-- start Data section --

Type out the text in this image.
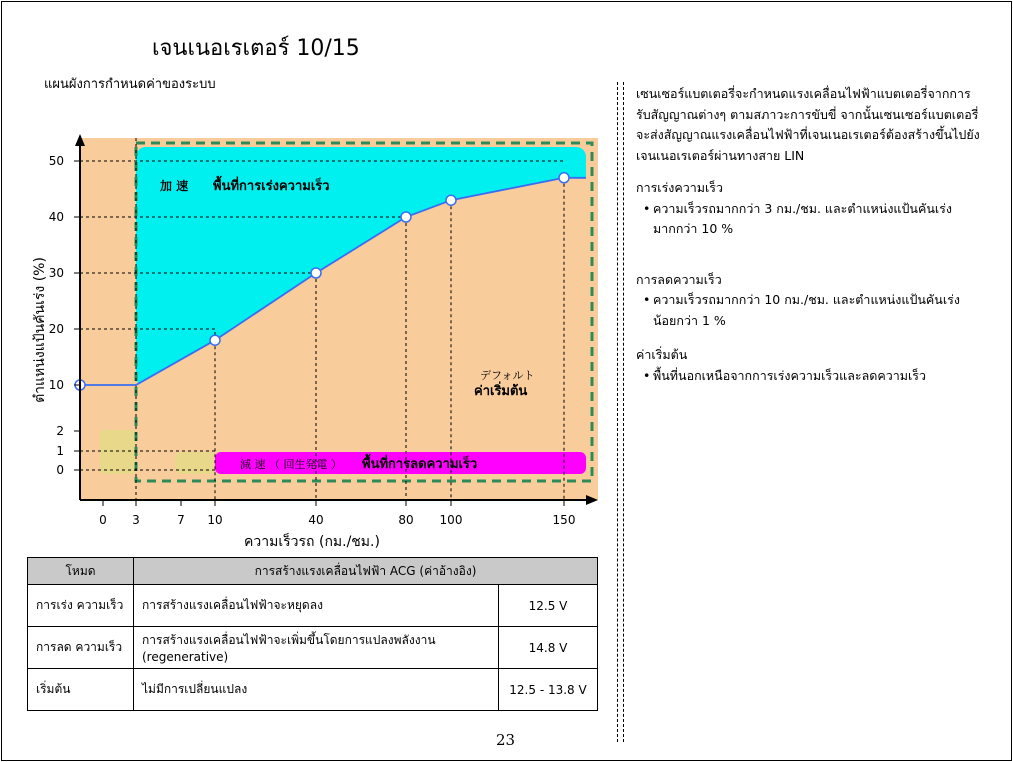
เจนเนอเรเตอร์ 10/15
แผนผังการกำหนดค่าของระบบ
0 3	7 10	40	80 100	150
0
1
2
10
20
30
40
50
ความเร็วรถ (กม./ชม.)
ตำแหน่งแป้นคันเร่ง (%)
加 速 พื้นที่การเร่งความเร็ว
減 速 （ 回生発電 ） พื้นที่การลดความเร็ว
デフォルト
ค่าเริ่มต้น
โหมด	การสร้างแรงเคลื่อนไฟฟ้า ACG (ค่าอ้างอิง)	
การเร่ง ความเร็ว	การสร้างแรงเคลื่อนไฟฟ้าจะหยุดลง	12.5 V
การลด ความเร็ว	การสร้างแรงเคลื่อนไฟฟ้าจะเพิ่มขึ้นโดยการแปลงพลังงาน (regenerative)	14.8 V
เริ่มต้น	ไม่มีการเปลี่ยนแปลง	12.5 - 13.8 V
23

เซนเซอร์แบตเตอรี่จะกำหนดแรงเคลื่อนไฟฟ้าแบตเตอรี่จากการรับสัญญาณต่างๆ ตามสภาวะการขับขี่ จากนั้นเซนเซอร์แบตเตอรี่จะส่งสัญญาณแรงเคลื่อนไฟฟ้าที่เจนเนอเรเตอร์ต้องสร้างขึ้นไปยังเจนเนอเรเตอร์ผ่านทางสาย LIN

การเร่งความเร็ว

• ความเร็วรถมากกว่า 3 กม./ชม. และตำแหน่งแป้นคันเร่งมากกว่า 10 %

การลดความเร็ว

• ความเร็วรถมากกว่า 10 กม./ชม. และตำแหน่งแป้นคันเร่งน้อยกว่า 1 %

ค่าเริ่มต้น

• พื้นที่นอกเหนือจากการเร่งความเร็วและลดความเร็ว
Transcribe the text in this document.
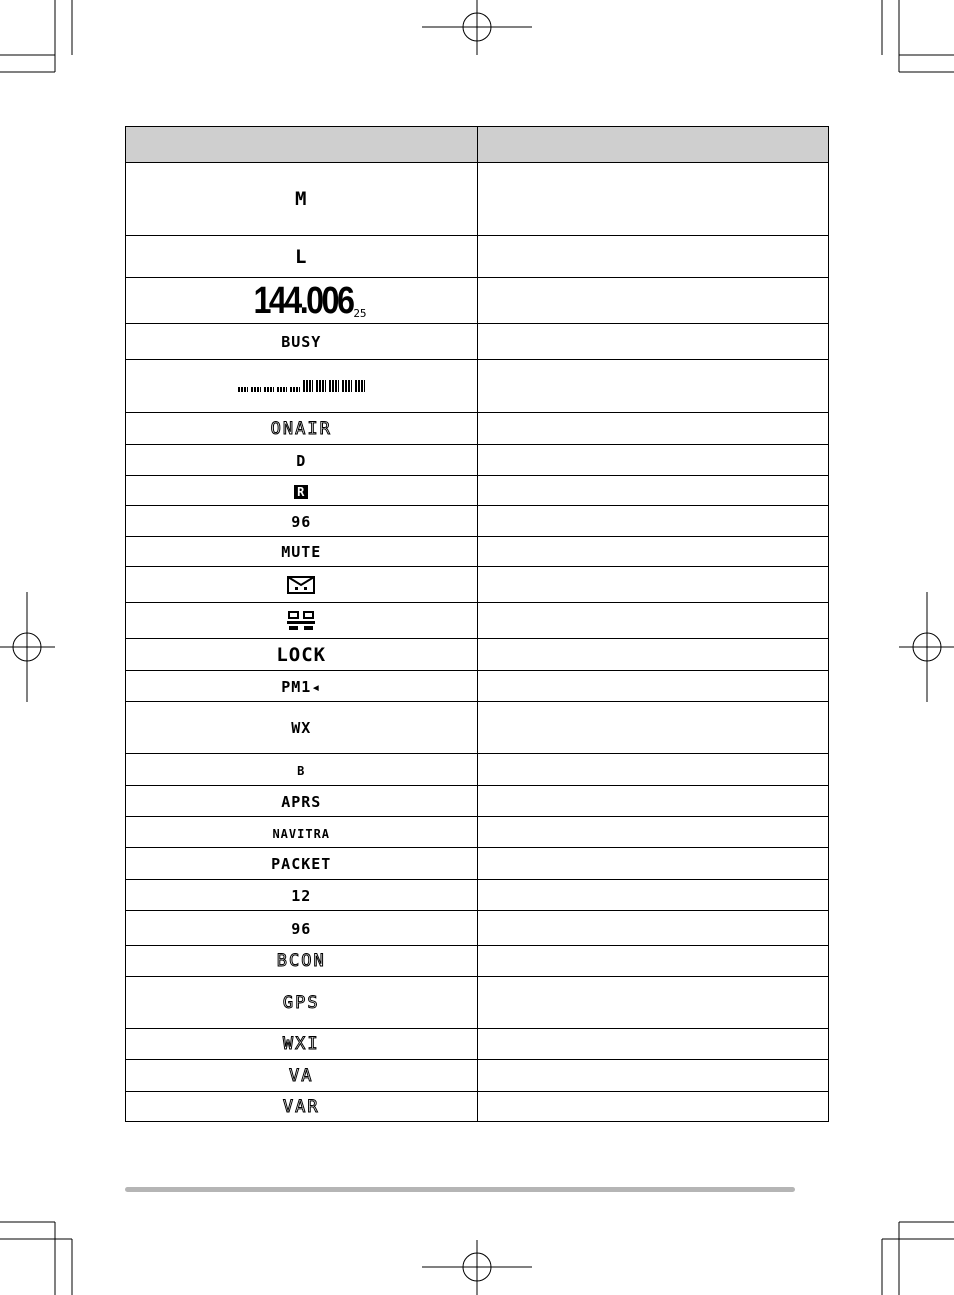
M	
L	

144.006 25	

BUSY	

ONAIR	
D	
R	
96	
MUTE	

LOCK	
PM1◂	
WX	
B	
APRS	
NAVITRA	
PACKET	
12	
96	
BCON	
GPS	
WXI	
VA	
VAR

-- end Data section --
-- start Data section --

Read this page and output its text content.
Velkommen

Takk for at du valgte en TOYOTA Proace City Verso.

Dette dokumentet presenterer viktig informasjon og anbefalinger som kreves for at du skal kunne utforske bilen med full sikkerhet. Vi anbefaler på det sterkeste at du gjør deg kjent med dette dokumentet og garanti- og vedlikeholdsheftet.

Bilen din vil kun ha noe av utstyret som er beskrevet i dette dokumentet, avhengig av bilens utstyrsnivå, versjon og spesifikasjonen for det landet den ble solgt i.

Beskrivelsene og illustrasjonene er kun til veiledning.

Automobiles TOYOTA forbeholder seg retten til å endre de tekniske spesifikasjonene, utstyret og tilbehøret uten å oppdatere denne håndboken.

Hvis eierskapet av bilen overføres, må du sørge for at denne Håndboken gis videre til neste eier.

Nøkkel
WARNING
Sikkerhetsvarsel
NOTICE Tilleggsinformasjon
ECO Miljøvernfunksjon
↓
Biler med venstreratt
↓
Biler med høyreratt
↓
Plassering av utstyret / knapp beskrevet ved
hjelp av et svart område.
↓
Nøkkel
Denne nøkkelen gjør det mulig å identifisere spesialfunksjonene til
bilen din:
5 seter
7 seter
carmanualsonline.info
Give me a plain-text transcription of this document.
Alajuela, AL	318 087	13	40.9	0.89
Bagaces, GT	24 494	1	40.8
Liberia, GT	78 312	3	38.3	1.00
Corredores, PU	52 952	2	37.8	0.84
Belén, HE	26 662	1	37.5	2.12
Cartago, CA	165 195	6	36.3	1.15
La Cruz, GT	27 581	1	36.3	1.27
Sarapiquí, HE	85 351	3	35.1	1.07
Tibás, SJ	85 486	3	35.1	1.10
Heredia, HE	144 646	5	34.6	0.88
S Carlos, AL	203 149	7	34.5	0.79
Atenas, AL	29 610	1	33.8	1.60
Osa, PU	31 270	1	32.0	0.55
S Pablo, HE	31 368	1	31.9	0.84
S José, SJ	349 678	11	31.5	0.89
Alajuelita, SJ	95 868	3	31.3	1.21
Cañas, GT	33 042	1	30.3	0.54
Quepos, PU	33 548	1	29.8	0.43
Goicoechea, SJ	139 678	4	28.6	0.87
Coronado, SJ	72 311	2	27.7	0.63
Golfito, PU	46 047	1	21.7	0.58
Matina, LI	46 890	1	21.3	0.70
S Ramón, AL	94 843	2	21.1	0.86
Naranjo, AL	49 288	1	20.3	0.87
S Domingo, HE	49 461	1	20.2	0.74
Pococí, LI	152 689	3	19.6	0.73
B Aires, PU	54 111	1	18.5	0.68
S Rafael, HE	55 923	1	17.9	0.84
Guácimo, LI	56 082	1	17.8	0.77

-- end Data section --

Direction> Select all lines in the listing that include the word "beskrevet".

Result of the task>
Bilen din vil kun ha noe av utstyret som er beskrevet i dette dokumentet, avhengig av bilens utstyrsnivå, versjon og spesifikasjonen for det landet den ble solgt i.
Plassering av utstyret / knapp beskrevet ved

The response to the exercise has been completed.